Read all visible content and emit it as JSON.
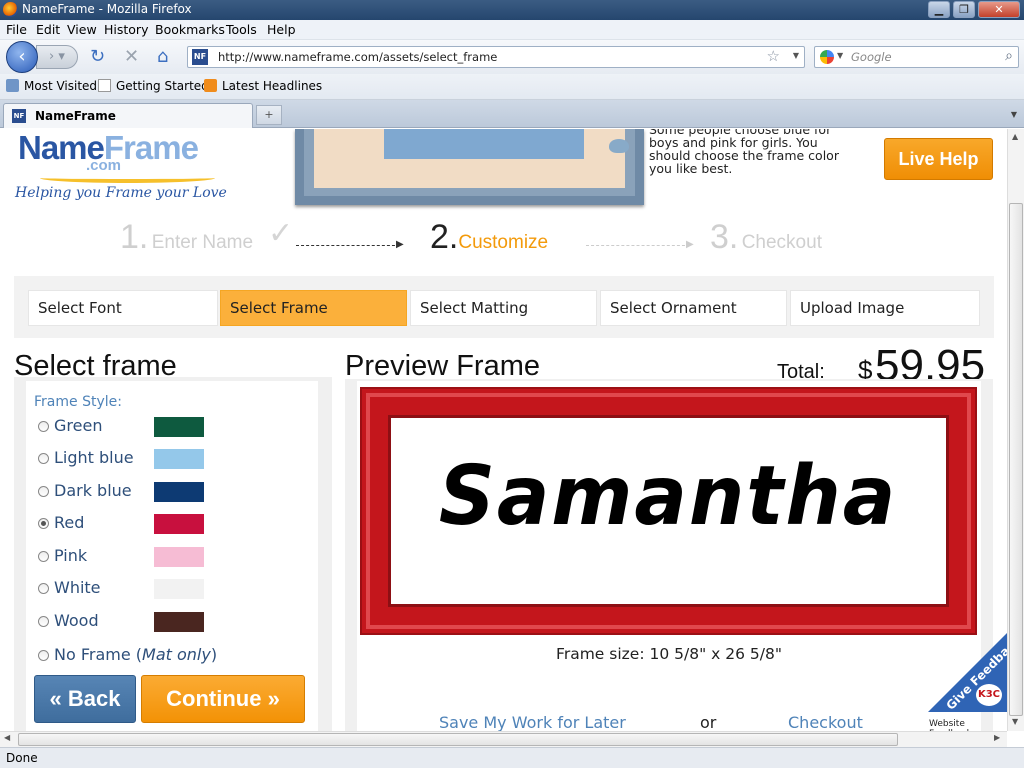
{
  "window": {
    "title": "NameFrame - Mozilla Firefox",
    "controls": {
      "minimize": "▁",
      "maximize": "❐",
      "close": "✕"
    }
  },
  "menu": [
    "File",
    "Edit",
    "View",
    "History",
    "Bookmarks",
    "Tools",
    "Help"
  ],
  "nav": {
    "url": "http://www.nameframe.com/assets/select_frame",
    "search_placeholder": "Google",
    "site_icon": "NF"
  },
  "bookmarks": [
    "Most Visited",
    "Getting Started",
    "Latest Headlines"
  ],
  "tab": {
    "label": "NameFrame",
    "icon": "NF"
  },
  "header": {
    "logo_name": "Name",
    "logo_frame": "Frame",
    "logo_dotcom": ".com",
    "tagline": "Helping you Frame your Love",
    "tip": "Some people choose blue for boys and pink for girls. You should choose the frame color you like best.",
    "live_help": "Live Help"
  },
  "steps": [
    {
      "num": "1.",
      "label": "Enter Name"
    },
    {
      "num": "2.",
      "label": "Customize"
    },
    {
      "num": "3.",
      "label": "Checkout"
    }
  ],
  "option_tabs": [
    "Select Font",
    "Select Frame",
    "Select Matting",
    "Select Ornament",
    "Upload Image"
  ],
  "active_tab": "Select Frame",
  "left": {
    "heading": "Select frame",
    "style_label": "Frame Style:",
    "options": [
      {
        "label": "Green",
        "color": "#0e5a3f",
        "selected": false
      },
      {
        "label": "Light blue",
        "color": "#94c8ea",
        "selected": false
      },
      {
        "label": "Dark blue",
        "color": "#0d3a73",
        "selected": false
      },
      {
        "label": "Red",
        "color": "#c8103e",
        "selected": true
      },
      {
        "label": "Pink",
        "color": "#f6bcd4",
        "selected": false
      },
      {
        "label": "White",
        "color": "#f2f2f2",
        "selected": false
      },
      {
        "label": "Wood",
        "color": "#4a2620",
        "selected": false
      }
    ],
    "no_frame_label": "No Frame (",
    "no_frame_note": "Mat only",
    "no_frame_close": ")",
    "back_label": "« Back",
    "continue_label": "Continue »"
  },
  "preview": {
    "heading": "Preview Frame",
    "total_label": "Total:",
    "currency": "$",
    "total": "59.95",
    "name_text": "Samantha",
    "frame_size": "Frame size: 10 5/8\" x 26 5/8\"",
    "save_link": "Save My Work for Later",
    "or": "or",
    "checkout_link": "Checkout"
  },
  "feedback": {
    "badge": "Give Feedback",
    "logo": "K3C",
    "label": "Website Feedback"
  },
  "status": "Done"
}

+ + + + + + +

• **EXERCISE REQUIREMENTS**:
Strip the images and reproduce the remaining records precisely.

• **EXERCISE ANSWER**:
Read all visible content and emit it as JSON.
{
  "window": {
    "title": "NameFrame - Mozilla Firefox",
    "controls": {
      "minimize": "▁",
      "maximize": "❐",
      "close": "✕"
    }
  },
  "menu": [
    "File",
    "Edit",
    "View",
    "History",
    "Bookmarks",
    "Tools",
    "Help"
  ],
  "nav": {
    "url": "http://www.nameframe.com/assets/select_frame",
    "search_placeholder": "Google",
    "site_icon": "NF"
  },
  "bookmarks": [
    "Most Visited",
    "Getting Started",
    "Latest Headlines"
  ],
  "tab": {
    "label": "NameFrame",
    "icon": "NF"
  },
  "header": {
    "logo_name": "Name",
    "logo_frame": "Frame",
    "logo_dotcom": ".com",
    "tagline": "Helping you Frame your Love",
    "tip": "Some people choose blue for boys and pink for girls. You should choose the frame color you like best.",
    "live_help": "Live Help"
  },
  "steps": [
    {
      "num": "1.",
      "label": "Enter Name"
    },
    {
      "num": "2.",
      "label": "Customize"
    },
    {
      "num": "3.",
      "label": "Checkout"
    }
  ],
  "option_tabs": [
    "Select Font",
    "Select Frame",
    "Select Matting",
    "Select Ornament",
    "Upload Image"
  ],
  "active_tab": "Select Frame",
  "left": {
    "heading": "Select frame",
    "style_label": "Frame Style:",
    "options": [
      {
        "label": "Green",
        "color": "#0e5a3f",
        "selected": false
      },
      {
        "label": "Light blue",
        "color": "#94c8ea",
        "selected": false
      },
      {
        "label": "Dark blue",
        "color": "#0d3a73",
        "selected": false
      },
      {
        "label": "Red",
        "color": "#c8103e",
        "selected": true
      },
      {
        "label": "Pink",
        "color": "#f6bcd4",
        "selected": false
      },
      {
        "label": "White",
        "color": "#f2f2f2",
        "selected": false
      },
      {
        "label": "Wood",
        "color": "#4a2620",
        "selected": false
      }
    ],
    "no_frame_label": "No Frame (",
    "no_frame_note": "Mat only",
    "no_frame_close": ")",
    "back_label": "« Back",
    "continue_label": "Continue »"
  },
  "preview": {
    "heading": "Preview Frame",
    "total_label": "Total:",
    "currency": "$",
    "total": "59.95",
    "name_text": "Samantha",
    "frame_size": "Frame size: 10 5/8\" x 26 5/8\"",
    "save_link": "Save My Work for Later",
    "or": "or",
    "checkout_link": "Checkout"
  },
  "feedback": {
    "badge": "Give Feedback",
    "logo": "K3C",
    "label": "Website Feedback"
  },
  "status": "Done"
}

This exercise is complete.